Review the lines that follow and copy each one that contains the word "आसवन".
-------- Dataset records --------
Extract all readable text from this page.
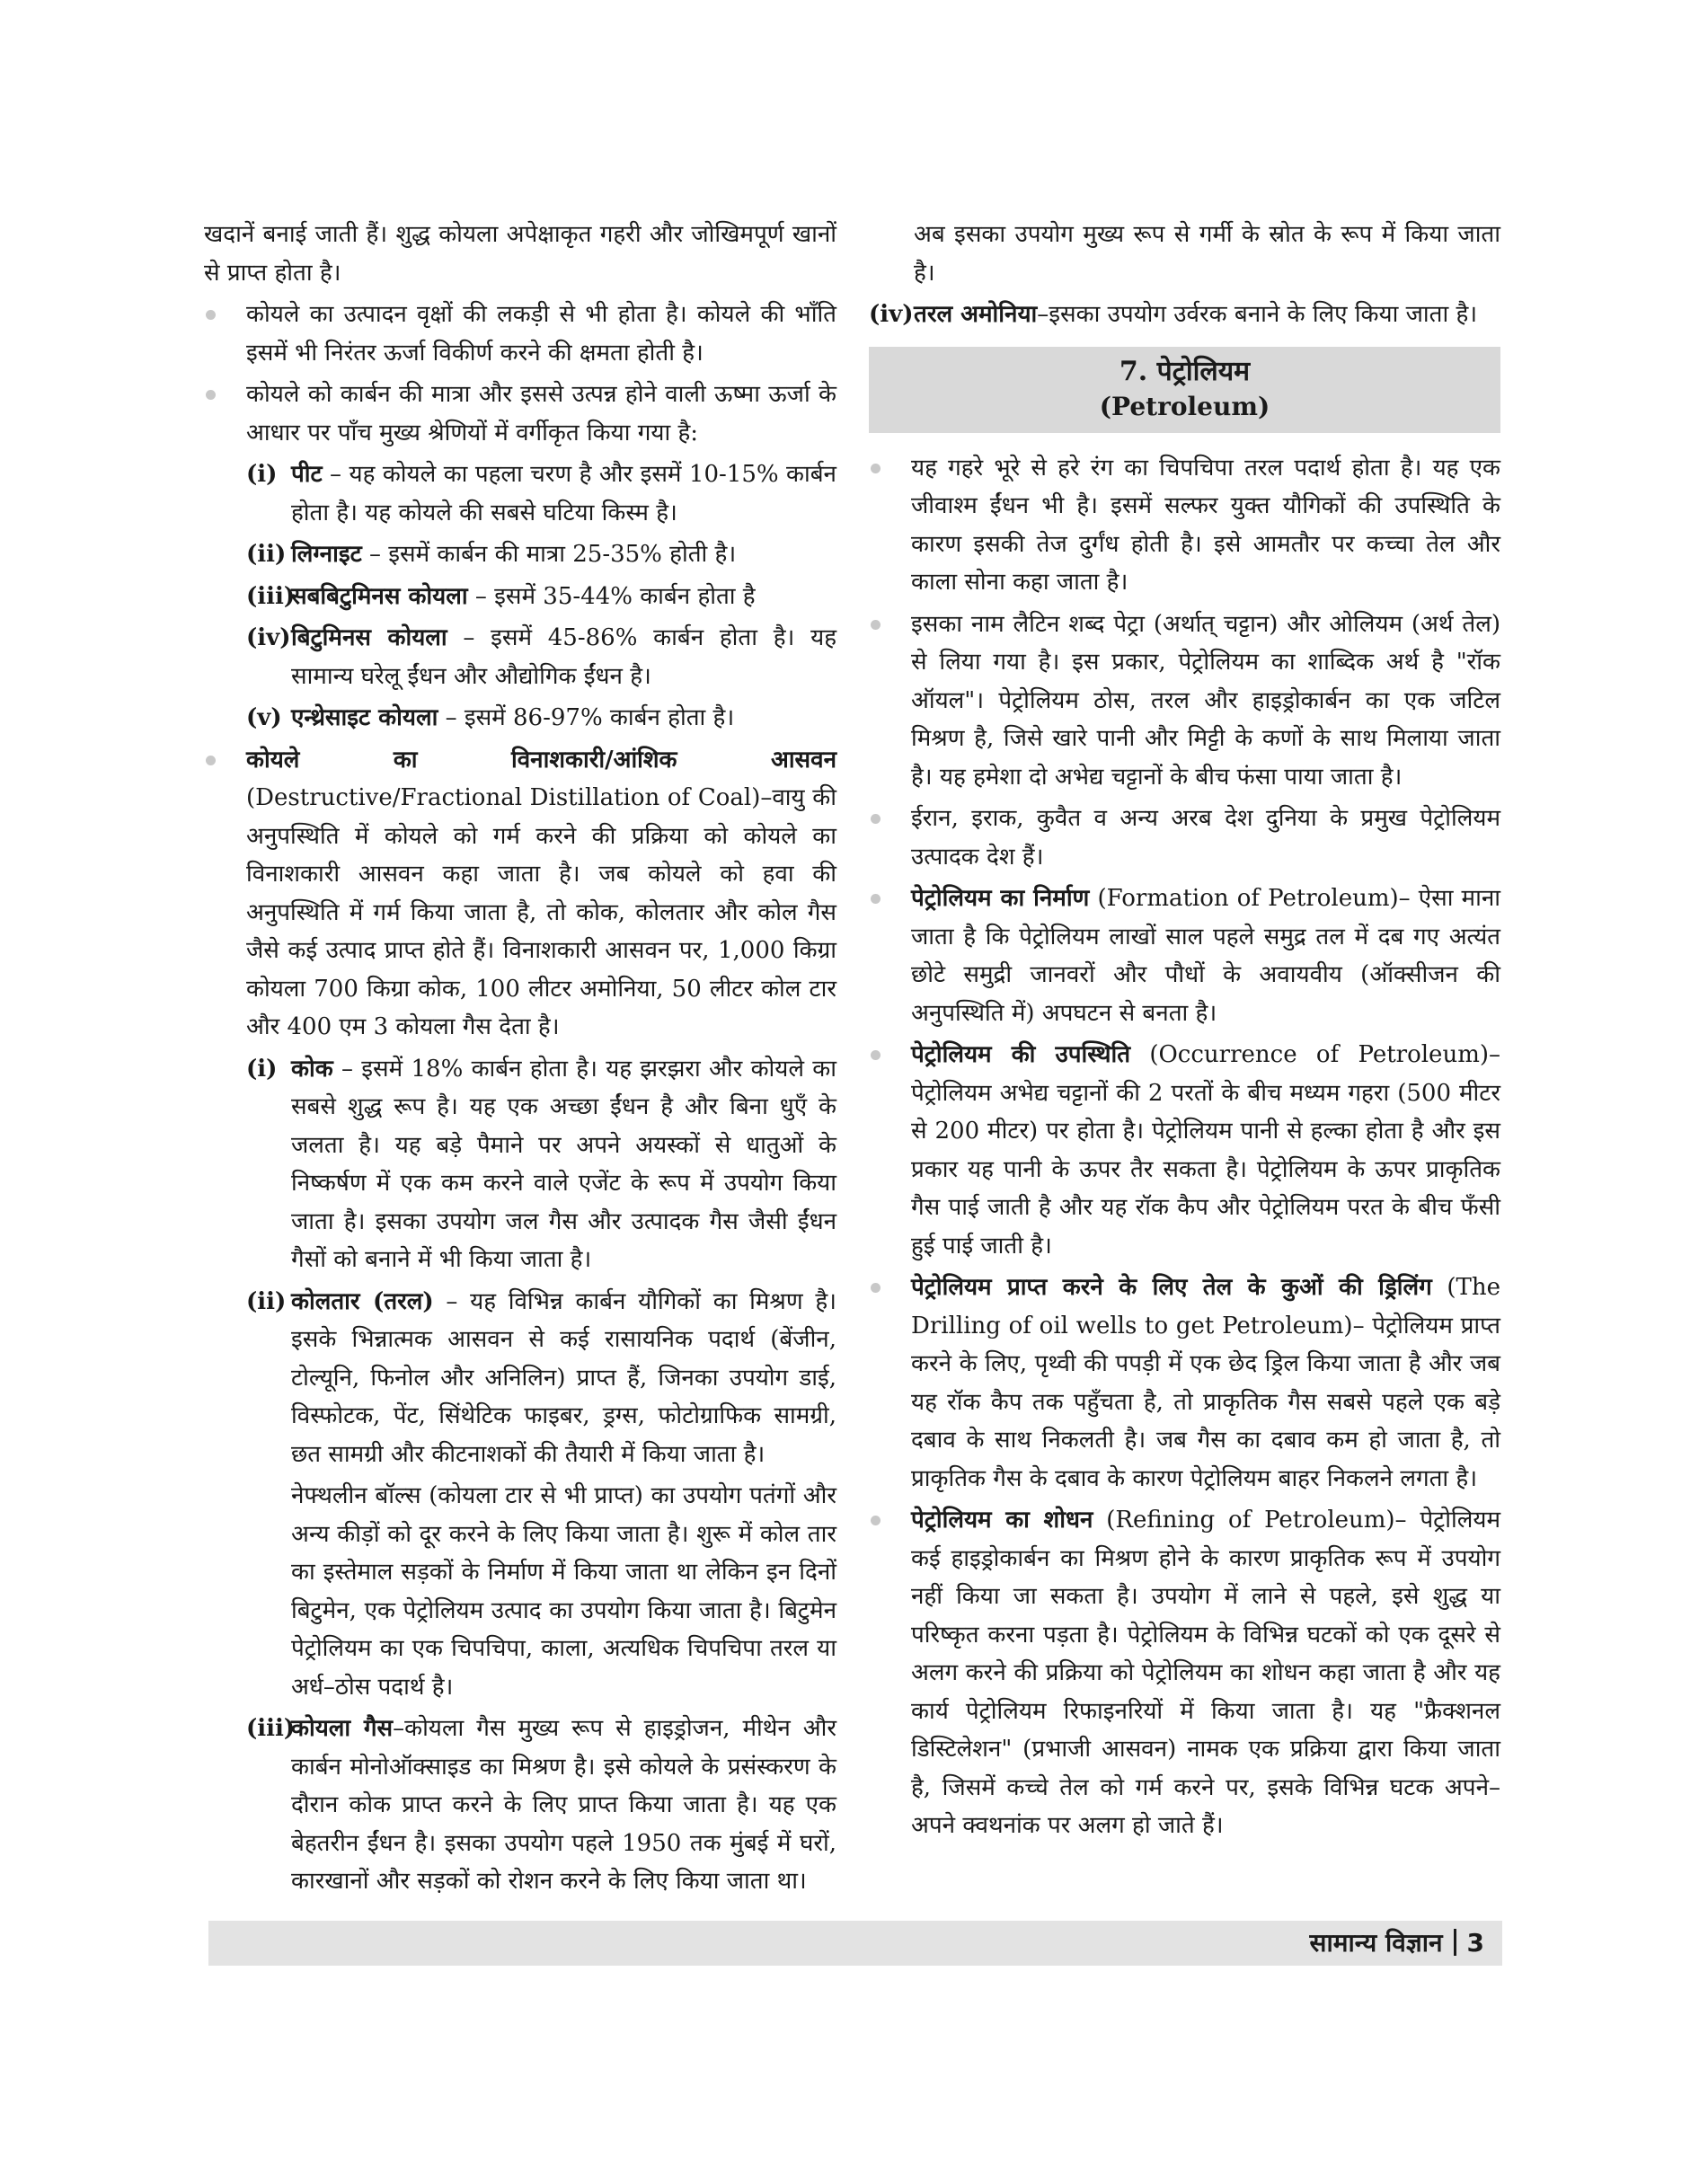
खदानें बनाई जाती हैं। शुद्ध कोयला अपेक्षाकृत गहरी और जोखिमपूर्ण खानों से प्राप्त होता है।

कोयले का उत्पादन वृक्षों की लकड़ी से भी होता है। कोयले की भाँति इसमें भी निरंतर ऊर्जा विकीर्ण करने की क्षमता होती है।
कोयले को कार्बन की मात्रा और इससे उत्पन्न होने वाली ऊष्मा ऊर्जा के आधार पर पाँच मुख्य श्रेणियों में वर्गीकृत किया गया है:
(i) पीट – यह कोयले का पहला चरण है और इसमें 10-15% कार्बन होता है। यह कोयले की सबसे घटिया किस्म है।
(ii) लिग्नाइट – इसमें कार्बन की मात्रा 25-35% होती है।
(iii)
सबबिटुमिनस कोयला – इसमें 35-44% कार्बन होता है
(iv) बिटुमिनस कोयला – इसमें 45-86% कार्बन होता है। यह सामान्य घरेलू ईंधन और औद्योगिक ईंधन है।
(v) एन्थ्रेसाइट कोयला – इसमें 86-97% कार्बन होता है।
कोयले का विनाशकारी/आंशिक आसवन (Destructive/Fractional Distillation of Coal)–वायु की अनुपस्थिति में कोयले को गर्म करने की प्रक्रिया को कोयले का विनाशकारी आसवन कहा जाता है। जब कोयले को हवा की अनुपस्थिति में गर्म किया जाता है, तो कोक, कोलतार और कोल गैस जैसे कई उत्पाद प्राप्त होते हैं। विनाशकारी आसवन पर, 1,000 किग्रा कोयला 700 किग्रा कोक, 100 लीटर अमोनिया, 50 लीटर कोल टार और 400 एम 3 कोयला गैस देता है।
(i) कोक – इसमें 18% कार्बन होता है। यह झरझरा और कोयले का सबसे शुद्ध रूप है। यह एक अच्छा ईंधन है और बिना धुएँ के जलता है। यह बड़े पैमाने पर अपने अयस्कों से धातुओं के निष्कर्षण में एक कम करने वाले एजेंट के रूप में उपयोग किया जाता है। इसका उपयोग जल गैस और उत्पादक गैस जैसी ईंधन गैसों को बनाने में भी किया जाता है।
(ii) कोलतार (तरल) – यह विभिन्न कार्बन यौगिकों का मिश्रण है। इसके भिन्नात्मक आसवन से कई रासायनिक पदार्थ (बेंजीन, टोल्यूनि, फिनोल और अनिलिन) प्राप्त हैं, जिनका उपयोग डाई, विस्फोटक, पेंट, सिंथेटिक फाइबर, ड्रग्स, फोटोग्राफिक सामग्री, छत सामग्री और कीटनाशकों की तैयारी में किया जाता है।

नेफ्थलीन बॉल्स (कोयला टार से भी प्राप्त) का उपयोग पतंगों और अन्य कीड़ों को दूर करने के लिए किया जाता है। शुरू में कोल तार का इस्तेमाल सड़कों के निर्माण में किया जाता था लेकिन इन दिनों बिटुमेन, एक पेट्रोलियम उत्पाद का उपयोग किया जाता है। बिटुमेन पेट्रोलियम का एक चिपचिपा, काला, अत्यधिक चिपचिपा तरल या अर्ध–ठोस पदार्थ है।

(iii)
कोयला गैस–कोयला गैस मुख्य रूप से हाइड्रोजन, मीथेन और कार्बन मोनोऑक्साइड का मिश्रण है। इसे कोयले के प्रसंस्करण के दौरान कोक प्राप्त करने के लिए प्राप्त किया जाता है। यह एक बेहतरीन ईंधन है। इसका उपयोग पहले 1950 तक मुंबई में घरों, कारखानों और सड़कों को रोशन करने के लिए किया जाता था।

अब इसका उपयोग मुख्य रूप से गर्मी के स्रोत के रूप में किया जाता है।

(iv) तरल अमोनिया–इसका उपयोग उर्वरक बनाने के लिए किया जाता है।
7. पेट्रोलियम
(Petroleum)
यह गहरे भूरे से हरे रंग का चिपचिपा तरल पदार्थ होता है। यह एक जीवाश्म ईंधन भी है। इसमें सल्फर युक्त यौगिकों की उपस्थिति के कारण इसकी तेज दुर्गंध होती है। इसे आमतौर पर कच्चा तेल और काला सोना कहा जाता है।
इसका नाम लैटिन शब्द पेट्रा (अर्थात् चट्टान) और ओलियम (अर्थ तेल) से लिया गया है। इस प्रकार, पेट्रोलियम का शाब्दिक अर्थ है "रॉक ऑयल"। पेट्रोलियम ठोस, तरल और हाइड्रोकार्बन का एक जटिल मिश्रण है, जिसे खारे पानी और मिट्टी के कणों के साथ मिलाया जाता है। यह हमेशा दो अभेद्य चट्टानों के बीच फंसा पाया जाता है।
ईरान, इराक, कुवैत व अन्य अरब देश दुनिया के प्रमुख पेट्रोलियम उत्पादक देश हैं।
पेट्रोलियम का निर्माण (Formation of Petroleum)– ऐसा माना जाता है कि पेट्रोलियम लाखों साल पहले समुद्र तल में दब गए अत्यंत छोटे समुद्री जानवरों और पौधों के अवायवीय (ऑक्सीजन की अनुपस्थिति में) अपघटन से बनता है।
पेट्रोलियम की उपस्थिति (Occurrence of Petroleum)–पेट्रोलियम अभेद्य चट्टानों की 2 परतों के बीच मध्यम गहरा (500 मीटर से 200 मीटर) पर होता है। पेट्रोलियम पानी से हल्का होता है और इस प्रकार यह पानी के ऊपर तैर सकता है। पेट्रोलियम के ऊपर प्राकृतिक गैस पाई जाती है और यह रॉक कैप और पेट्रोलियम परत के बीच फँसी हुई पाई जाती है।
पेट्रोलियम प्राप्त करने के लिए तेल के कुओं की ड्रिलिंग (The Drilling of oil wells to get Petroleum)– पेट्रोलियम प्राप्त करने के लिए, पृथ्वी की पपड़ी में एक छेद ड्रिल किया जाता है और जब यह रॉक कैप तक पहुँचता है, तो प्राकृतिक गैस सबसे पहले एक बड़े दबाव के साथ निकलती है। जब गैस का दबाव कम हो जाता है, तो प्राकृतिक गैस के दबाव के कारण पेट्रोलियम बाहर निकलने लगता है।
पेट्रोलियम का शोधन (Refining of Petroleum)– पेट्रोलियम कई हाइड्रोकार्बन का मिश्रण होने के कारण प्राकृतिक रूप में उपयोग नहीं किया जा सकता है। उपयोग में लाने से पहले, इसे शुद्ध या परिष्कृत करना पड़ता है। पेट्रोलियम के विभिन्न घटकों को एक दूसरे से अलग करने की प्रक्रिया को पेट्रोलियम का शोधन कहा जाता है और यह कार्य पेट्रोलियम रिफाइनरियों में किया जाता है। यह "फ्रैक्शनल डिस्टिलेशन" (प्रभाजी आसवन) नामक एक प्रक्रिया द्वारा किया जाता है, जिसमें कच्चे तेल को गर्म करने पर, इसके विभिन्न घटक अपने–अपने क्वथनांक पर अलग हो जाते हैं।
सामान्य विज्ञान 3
--------
The result:
कोयले का विनाशकारी/आंशिक आसवन (Destructive/Fractional Distillation of Coal)–वायु की अनुपस्थिति में कोयले को गर्म करने की प्रक्रिया को कोयले का विनाशकारी आसवन कहा जाता है। जब कोयले को हवा की अनुपस्थिति में गर्म किया जाता है, तो कोक, कोलतार और कोल गैस जैसे कई उत्पाद प्राप्त होते हैं। विनाशकारी आसवन पर, 1,000 किग्रा कोयला 700 किग्रा कोक, 100 लीटर अमोनिया, 50 लीटर कोल टार और 400 एम 3 कोयला गैस देता है।
(ii) कोलतार (तरल) – यह विभिन्न कार्बन यौगिकों का मिश्रण है। इसके भिन्नात्मक आसवन से कई रासायनिक पदार्थ (बेंजीन, टोल्यूनि, फिनोल और अनिलिन) प्राप्त हैं, जिनका उपयोग डाई, विस्फोटक, पेंट, सिंथेटिक फाइबर, ड्रग्स, फोटोग्राफिक सामग्री, छत सामग्री और कीटनाशकों की तैयारी में किया जाता है।
पेट्रोलियम का शोधन (Refining of Petroleum)– पेट्रोलियम कई हाइड्रोकार्बन का मिश्रण होने के कारण प्राकृतिक रूप में उपयोग नहीं किया जा सकता है। उपयोग में लाने से पहले, इसे शुद्ध या परिष्कृत करना पड़ता है। पेट्रोलियम के विभिन्न घटकों को एक दूसरे से अलग करने की प्रक्रिया को पेट्रोलियम का शोधन कहा जाता है और यह कार्य पेट्रोलियम रिफाइनरियों में किया जाता है। यह "फ्रैक्शनल डिस्टिलेशन" (प्रभाजी आसवन) नामक एक प्रक्रिया द्वारा किया जाता है, जिसमें कच्चे तेल को गर्म करने पर, इसके विभिन्न घटक अपने–अपने क्वथनांक पर अलग हो जाते हैं।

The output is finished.